(Records from a collection of figures)
******************************

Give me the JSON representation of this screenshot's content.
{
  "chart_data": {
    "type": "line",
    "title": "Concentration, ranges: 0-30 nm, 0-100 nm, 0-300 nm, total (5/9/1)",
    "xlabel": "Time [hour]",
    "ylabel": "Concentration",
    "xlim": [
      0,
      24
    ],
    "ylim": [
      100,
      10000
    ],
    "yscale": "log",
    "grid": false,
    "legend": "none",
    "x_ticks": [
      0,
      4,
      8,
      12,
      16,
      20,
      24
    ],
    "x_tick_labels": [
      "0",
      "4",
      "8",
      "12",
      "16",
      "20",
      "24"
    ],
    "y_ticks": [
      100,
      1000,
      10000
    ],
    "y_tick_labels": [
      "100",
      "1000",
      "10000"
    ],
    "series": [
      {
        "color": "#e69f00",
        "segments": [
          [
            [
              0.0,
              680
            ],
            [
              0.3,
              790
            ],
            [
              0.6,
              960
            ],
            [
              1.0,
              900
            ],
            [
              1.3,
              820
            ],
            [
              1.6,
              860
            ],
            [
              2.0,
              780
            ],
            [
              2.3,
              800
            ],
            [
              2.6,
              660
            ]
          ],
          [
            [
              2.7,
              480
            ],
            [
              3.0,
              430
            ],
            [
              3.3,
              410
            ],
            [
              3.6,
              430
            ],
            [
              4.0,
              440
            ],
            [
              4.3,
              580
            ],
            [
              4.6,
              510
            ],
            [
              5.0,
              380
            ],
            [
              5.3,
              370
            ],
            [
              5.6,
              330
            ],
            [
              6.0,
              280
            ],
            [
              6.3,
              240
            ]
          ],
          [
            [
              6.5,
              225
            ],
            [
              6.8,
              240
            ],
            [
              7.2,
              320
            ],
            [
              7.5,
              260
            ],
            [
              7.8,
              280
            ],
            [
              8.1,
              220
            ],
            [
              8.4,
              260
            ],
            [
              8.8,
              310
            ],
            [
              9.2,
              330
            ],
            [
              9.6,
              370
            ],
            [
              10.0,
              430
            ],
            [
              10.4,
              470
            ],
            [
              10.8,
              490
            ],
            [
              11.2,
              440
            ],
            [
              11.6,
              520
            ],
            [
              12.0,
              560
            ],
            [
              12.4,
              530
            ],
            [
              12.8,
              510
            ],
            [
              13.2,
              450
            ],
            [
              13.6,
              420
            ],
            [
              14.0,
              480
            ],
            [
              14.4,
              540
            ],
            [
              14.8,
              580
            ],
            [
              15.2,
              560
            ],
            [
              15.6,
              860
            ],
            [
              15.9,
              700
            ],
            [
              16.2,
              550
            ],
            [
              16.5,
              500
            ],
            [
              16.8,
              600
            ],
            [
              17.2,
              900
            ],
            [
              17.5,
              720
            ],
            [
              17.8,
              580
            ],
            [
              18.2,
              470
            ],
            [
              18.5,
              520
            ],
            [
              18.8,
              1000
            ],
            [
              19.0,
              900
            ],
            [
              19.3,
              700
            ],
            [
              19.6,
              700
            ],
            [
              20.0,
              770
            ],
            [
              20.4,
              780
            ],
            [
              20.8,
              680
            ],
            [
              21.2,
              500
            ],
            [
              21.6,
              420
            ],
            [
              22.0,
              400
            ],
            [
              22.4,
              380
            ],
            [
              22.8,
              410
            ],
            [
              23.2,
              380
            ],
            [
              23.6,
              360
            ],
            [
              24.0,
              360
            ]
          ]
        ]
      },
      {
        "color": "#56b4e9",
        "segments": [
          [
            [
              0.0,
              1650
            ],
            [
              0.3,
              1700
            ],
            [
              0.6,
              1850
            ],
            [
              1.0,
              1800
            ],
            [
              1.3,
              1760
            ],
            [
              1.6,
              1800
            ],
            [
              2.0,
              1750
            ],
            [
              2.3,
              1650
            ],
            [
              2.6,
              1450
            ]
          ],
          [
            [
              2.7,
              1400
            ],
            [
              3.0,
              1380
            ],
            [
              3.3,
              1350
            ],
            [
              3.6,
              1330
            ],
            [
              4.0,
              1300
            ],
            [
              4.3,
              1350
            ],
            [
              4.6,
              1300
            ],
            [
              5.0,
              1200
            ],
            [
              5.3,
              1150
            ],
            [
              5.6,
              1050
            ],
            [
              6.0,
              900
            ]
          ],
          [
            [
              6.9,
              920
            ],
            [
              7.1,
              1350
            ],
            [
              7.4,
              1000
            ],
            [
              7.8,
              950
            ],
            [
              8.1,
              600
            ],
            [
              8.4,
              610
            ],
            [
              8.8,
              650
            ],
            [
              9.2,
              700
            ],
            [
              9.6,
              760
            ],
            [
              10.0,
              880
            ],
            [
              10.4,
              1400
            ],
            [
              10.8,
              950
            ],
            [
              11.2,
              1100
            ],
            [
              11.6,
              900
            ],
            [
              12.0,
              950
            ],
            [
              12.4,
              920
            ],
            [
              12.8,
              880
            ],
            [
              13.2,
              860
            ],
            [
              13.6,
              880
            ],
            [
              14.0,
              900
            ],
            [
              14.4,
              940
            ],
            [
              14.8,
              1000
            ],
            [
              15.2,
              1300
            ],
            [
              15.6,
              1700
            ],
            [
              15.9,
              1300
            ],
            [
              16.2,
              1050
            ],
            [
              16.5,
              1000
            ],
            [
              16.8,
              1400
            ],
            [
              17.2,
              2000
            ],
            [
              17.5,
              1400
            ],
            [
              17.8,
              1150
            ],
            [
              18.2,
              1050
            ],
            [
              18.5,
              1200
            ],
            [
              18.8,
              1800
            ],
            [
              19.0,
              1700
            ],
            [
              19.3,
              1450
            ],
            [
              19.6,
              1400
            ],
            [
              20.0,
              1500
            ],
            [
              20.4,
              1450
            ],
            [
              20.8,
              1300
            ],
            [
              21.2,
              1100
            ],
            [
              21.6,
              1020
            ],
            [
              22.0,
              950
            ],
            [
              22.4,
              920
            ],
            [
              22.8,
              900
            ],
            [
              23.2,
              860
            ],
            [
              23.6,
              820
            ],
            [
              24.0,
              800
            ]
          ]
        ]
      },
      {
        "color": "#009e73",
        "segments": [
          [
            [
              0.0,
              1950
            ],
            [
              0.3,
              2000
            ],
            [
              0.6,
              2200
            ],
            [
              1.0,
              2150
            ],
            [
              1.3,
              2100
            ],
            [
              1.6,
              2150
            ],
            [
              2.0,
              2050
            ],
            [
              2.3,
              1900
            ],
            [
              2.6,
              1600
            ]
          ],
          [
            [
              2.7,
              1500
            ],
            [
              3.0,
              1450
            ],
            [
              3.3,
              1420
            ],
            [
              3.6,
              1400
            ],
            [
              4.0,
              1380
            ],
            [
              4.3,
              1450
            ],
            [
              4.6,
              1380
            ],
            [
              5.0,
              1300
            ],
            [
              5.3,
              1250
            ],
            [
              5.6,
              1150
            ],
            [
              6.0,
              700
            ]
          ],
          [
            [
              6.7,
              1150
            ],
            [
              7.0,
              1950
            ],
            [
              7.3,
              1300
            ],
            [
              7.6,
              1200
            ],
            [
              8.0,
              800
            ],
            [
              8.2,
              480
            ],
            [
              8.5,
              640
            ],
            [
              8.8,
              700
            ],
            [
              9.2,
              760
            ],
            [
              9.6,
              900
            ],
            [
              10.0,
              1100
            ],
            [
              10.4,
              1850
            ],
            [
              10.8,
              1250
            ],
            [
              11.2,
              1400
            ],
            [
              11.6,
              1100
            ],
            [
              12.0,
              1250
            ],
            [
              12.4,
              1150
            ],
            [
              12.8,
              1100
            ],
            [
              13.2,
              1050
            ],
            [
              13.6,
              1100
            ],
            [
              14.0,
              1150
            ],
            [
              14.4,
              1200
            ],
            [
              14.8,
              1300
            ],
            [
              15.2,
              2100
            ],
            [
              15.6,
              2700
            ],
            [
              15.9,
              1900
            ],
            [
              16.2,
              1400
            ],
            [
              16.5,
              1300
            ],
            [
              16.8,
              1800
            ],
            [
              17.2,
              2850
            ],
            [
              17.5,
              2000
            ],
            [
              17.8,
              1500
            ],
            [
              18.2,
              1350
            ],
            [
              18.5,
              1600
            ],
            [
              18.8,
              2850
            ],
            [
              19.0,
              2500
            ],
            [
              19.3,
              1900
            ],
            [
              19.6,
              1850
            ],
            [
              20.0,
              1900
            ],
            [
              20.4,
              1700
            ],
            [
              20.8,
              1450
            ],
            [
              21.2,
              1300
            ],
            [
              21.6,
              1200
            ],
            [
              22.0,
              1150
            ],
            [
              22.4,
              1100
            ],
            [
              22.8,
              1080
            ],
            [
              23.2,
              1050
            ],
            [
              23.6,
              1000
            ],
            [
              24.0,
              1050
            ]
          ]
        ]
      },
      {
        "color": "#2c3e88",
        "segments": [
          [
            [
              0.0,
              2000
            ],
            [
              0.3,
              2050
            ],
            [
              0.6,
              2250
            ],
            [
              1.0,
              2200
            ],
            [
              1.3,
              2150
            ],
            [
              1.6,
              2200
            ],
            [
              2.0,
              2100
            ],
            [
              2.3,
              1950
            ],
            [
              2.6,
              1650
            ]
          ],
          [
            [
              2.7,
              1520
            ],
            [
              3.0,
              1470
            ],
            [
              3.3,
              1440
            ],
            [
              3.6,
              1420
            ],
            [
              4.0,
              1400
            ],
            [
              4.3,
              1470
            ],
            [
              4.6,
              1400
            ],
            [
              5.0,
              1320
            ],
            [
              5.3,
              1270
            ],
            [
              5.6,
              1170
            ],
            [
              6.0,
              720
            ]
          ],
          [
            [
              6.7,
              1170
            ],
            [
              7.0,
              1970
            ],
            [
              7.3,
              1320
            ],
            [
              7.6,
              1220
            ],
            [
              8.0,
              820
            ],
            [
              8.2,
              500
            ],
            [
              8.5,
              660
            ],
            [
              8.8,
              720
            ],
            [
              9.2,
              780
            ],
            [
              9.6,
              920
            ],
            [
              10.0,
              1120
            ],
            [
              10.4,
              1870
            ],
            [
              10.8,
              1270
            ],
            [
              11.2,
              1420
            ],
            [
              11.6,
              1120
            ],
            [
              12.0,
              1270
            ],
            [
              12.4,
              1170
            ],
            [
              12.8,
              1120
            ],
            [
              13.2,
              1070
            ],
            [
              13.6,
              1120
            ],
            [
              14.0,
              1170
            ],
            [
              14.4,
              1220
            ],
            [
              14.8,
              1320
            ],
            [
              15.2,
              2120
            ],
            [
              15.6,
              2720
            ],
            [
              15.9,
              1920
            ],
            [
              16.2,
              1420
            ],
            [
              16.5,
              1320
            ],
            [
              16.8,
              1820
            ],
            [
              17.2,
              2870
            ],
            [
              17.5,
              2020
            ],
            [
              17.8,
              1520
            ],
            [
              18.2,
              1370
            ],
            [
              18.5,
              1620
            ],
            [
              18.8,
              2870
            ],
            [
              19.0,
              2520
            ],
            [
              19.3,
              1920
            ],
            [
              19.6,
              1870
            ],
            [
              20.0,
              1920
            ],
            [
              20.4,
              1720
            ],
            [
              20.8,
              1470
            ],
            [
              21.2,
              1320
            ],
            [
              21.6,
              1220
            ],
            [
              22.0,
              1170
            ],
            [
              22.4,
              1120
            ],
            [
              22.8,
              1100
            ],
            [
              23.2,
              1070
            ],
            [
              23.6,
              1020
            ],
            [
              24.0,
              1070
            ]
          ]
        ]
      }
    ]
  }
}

******************************

→ **Goal**:
In the listing, find each line with the string "color" and copy it.

→ **Solved problem**:
        "color": "#e69f00",
        "color": "#56b4e9",
        "color": "#009e73",
        "color": "#2c3e88",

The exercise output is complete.